§ **Problem statement**
Repeat every line below exactly as it reads.

(Records from a data source)
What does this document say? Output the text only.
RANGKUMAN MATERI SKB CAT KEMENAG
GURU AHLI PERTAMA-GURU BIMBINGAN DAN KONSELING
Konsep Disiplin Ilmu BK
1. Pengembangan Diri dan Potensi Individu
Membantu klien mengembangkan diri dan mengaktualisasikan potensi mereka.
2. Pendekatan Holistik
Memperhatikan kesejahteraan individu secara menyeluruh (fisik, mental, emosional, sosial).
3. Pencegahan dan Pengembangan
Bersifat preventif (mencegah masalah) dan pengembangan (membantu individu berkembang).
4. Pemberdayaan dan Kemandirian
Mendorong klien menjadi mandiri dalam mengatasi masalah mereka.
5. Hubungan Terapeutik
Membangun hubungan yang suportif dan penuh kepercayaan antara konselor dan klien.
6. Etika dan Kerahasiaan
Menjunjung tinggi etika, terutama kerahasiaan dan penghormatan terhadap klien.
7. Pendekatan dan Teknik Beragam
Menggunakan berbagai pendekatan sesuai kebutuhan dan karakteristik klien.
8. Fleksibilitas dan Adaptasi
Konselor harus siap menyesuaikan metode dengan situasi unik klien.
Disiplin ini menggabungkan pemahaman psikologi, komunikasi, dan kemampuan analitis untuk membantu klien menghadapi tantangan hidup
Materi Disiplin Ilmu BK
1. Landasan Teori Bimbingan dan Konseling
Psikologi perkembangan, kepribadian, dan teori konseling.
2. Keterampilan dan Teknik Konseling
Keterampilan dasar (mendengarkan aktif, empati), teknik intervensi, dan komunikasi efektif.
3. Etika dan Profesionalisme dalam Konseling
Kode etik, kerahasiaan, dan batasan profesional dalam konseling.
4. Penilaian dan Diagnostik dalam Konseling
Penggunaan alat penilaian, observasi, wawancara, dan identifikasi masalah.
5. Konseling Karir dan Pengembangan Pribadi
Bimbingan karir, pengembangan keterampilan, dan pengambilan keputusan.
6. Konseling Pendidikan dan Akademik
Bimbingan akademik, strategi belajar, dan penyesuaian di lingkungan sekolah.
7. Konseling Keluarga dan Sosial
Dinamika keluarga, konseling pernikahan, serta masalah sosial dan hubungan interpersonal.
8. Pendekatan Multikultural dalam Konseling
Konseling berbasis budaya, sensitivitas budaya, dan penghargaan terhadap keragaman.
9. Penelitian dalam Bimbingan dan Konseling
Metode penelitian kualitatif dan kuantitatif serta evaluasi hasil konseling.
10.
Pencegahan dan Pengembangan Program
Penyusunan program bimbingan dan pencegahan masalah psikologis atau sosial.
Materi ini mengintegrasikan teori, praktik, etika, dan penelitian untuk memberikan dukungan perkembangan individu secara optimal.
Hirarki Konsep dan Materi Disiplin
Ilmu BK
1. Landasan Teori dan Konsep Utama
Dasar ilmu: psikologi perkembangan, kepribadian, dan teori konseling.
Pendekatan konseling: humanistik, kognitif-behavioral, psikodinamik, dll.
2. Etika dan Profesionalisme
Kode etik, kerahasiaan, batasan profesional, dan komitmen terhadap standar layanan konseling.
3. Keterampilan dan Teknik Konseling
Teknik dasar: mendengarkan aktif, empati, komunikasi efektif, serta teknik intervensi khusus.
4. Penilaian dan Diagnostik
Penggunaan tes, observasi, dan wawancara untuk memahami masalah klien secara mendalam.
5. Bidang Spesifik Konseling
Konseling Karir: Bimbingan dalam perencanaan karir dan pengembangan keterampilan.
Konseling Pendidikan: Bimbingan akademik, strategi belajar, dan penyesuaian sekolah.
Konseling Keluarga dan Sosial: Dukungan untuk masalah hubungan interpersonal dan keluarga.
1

§ **Solution**
What does this document say? Output the text only.
RANGKUMAN MATERI SKB CAT KEMENAG
GURU AHLI PERTAMA-GURU BIMBINGAN DAN KONSELING
Konsep Disiplin Ilmu BK
1. Pengembangan Diri dan Potensi Individu
Membantu klien mengembangkan diri dan mengaktualisasikan potensi mereka.
2. Pendekatan Holistik
Memperhatikan kesejahteraan individu secara menyeluruh (fisik, mental, emosional, sosial).
3. Pencegahan dan Pengembangan
Bersifat preventif (mencegah masalah) dan pengembangan (membantu individu berkembang).
4. Pemberdayaan dan Kemandirian
Mendorong klien menjadi mandiri dalam mengatasi masalah mereka.
5. Hubungan Terapeutik
Membangun hubungan yang suportif dan penuh kepercayaan antara konselor dan klien.
6. Etika dan Kerahasiaan
Menjunjung tinggi etika, terutama kerahasiaan dan penghormatan terhadap klien.
7. Pendekatan dan Teknik Beragam
Menggunakan berbagai pendekatan sesuai kebutuhan dan karakteristik klien.
8. Fleksibilitas dan Adaptasi
Konselor harus siap menyesuaikan metode dengan situasi unik klien.
Disiplin ini menggabungkan pemahaman psikologi, komunikasi, dan kemampuan analitis untuk membantu klien menghadapi tantangan hidup
Materi Disiplin Ilmu BK
1. Landasan Teori Bimbingan dan Konseling
Psikologi perkembangan, kepribadian, dan teori konseling.
2. Keterampilan dan Teknik Konseling
Keterampilan dasar (mendengarkan aktif, empati), teknik intervensi, dan komunikasi efektif.
3. Etika dan Profesionalisme dalam Konseling
Kode etik, kerahasiaan, dan batasan profesional dalam konseling.
4. Penilaian dan Diagnostik dalam Konseling
Penggunaan alat penilaian, observasi, wawancara, dan identifikasi masalah.
5. Konseling Karir dan Pengembangan Pribadi
Bimbingan karir, pengembangan keterampilan, dan pengambilan keputusan.
6. Konseling Pendidikan dan Akademik
Bimbingan akademik, strategi belajar, dan penyesuaian di lingkungan sekolah.
7. Konseling Keluarga dan Sosial
Dinamika keluarga, konseling pernikahan, serta masalah sosial dan hubungan interpersonal.
8. Pendekatan Multikultural dalam Konseling
Konseling berbasis budaya, sensitivitas budaya, dan penghargaan terhadap keragaman.
9. Penelitian dalam Bimbingan dan Konseling
Metode penelitian kualitatif dan kuantitatif serta evaluasi hasil konseling.
10.
Pencegahan dan Pengembangan Program
Penyusunan program bimbingan dan pencegahan masalah psikologis atau sosial.
Materi ini mengintegrasikan teori, praktik, etika, dan penelitian untuk memberikan dukungan perkembangan individu secara optimal.
Hirarki Konsep dan Materi Disiplin
Ilmu BK
1. Landasan Teori dan Konsep Utama
Dasar ilmu: psikologi perkembangan, kepribadian, dan teori konseling.
Pendekatan konseling: humanistik, kognitif-behavioral, psikodinamik, dll.
2. Etika dan Profesionalisme
Kode etik, kerahasiaan, batasan profesional, dan komitmen terhadap standar layanan konseling.
3. Keterampilan dan Teknik Konseling
Teknik dasar: mendengarkan aktif, empati, komunikasi efektif, serta teknik intervensi khusus.
4. Penilaian dan Diagnostik
Penggunaan tes, observasi, dan wawancara untuk memahami masalah klien secara mendalam.
5. Bidang Spesifik Konseling
Konseling Karir: Bimbingan dalam perencanaan karir dan pengembangan keterampilan.
Konseling Pendidikan: Bimbingan akademik, strategi belajar, dan penyesuaian sekolah.
Konseling Keluarga dan Sosial: Dukungan untuk masalah hubungan interpersonal dan keluarga.
1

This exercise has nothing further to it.